# start of Record excerpts

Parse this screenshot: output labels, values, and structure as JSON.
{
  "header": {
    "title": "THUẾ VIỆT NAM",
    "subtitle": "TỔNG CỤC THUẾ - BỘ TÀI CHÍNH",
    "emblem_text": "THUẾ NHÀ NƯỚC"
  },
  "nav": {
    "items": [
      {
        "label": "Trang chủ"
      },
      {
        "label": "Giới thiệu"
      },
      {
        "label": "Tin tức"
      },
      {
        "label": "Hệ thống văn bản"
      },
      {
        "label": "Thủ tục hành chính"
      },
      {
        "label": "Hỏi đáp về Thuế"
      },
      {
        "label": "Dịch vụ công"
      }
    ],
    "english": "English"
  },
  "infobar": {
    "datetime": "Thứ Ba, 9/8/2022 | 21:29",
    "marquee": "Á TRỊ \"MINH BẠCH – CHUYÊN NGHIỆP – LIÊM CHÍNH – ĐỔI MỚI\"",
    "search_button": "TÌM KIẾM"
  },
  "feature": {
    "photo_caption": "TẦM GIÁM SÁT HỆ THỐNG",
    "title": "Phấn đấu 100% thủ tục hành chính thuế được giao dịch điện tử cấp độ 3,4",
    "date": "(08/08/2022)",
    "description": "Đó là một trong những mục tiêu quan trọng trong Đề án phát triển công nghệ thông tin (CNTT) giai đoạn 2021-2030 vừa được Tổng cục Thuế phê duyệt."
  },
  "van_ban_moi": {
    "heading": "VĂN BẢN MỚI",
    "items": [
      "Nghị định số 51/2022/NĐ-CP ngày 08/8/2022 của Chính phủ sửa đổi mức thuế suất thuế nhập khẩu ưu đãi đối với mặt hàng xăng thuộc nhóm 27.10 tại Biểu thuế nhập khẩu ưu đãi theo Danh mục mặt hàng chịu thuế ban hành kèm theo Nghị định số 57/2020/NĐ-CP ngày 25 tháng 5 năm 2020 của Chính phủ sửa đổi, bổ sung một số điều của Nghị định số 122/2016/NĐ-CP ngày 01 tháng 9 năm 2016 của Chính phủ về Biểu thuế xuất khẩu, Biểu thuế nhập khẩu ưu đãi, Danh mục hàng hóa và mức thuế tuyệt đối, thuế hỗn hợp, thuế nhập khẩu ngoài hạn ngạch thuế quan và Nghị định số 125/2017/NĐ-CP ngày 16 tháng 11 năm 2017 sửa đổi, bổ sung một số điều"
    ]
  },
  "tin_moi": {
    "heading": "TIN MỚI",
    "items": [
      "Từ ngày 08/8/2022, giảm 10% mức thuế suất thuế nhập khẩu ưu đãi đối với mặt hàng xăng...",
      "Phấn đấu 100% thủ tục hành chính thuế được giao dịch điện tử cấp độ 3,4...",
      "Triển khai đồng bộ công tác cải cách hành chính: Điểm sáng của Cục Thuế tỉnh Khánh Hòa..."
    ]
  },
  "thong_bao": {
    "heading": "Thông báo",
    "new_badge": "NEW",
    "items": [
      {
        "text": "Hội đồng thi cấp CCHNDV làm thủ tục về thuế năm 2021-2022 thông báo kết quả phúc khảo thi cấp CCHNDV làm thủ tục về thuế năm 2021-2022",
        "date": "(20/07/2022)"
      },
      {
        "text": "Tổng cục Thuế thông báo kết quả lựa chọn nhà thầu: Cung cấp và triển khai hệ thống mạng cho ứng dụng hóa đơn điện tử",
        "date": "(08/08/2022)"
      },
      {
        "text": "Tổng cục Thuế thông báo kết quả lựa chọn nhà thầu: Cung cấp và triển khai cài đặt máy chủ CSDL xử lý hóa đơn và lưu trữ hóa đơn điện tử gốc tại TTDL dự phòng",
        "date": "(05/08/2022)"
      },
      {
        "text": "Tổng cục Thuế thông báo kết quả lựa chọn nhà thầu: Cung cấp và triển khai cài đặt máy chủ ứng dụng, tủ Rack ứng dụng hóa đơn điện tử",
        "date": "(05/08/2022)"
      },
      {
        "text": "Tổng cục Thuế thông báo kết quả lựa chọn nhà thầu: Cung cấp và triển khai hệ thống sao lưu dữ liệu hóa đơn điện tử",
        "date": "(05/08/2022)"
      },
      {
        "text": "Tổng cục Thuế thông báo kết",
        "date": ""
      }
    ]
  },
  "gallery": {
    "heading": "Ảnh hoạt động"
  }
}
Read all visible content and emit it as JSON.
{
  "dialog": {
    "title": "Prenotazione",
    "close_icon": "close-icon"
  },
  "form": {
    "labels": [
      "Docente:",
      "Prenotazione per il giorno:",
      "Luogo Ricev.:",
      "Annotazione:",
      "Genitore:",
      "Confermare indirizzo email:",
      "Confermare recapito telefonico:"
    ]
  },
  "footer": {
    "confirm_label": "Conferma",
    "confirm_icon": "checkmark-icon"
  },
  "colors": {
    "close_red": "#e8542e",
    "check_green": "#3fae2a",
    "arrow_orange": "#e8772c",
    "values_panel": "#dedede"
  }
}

# end of Record excerpts

▶ Given problem:
Search the records for the string "thầu" and return every line in which it occurs.

▶ Reply:
        "text": "Tổng cục Thuế thông báo kết quả lựa chọn nhà thầu: Cung cấp và triển khai hệ thống mạng cho ứng dụng hóa đơn điện tử",
        "text": "Tổng cục Thuế thông báo kết quả lựa chọn nhà thầu: Cung cấp và triển khai cài đặt máy chủ CSDL xử lý hóa đơn và lưu trữ hóa đơn điện tử gốc tại TTDL dự phòng",
        "text": "Tổng cục Thuế thông báo kết quả lựa chọn nhà thầu: Cung cấp và triển khai cài đặt máy chủ ứng dụng, tủ Rack ứng dụng hóa đơn điện tử",
        "text": "Tổng cục Thuế thông báo kết quả lựa chọn nhà thầu: Cung cấp và triển khai hệ thống sao lưu dữ liệu hóa đơn điện tử",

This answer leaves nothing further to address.